• [Given exercise]:
Tally up the lines carrying the string "grid" and respond with only the resulting number.

• [Data provided]:
start
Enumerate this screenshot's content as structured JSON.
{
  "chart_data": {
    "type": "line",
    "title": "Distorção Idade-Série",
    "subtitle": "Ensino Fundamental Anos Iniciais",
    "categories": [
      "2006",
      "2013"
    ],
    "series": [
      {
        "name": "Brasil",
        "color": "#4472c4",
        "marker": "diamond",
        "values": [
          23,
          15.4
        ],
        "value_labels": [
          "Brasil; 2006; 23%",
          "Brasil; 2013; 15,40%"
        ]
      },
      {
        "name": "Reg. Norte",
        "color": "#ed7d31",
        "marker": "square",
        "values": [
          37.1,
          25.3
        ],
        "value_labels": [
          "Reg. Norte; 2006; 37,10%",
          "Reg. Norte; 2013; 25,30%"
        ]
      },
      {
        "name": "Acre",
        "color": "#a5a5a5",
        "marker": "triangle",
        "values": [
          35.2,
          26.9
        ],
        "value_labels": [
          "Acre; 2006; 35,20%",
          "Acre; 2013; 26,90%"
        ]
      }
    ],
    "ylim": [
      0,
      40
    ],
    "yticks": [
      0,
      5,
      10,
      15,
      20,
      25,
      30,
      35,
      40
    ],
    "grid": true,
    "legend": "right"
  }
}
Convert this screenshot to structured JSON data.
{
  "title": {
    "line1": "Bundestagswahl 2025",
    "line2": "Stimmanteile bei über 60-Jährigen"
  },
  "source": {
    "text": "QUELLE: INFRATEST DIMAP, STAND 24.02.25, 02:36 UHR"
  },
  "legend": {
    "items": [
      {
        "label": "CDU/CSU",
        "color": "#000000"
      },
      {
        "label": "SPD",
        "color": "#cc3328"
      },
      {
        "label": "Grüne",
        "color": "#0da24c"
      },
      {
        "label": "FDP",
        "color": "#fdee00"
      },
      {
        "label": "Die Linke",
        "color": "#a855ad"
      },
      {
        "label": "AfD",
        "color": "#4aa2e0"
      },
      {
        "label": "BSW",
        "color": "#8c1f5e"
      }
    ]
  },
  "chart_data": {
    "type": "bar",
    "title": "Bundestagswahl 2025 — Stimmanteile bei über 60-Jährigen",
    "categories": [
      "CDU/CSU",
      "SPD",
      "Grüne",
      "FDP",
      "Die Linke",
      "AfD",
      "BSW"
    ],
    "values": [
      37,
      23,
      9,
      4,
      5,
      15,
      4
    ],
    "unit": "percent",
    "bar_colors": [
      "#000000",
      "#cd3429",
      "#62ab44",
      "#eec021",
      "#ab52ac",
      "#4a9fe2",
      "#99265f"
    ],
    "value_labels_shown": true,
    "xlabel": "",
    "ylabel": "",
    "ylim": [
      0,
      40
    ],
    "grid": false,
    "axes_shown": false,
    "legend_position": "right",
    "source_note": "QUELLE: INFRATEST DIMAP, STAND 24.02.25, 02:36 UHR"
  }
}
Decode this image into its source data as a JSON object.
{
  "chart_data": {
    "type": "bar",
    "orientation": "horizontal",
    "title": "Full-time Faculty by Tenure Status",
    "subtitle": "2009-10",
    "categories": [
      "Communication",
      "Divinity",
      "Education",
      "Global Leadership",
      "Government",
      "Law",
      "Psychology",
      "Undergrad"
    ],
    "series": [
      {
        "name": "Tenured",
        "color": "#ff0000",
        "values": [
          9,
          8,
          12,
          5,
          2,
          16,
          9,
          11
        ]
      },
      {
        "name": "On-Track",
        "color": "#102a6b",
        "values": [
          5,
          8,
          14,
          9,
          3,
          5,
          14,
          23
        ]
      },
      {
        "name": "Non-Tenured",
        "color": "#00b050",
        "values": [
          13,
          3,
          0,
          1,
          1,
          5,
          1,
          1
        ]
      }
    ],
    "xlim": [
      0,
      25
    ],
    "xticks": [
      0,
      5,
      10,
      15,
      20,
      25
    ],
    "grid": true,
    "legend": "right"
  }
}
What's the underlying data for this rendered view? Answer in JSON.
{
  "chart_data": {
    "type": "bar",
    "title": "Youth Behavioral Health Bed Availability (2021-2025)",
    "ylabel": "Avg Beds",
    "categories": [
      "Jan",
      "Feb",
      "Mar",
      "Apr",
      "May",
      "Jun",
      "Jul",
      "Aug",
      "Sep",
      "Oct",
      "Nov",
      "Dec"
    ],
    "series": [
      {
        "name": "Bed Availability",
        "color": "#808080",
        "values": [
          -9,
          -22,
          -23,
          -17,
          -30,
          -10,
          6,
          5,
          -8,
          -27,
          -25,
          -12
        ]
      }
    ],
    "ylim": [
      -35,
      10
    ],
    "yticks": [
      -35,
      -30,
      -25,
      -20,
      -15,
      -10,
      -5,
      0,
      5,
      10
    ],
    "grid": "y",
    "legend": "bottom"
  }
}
end
• [Completed task]:
4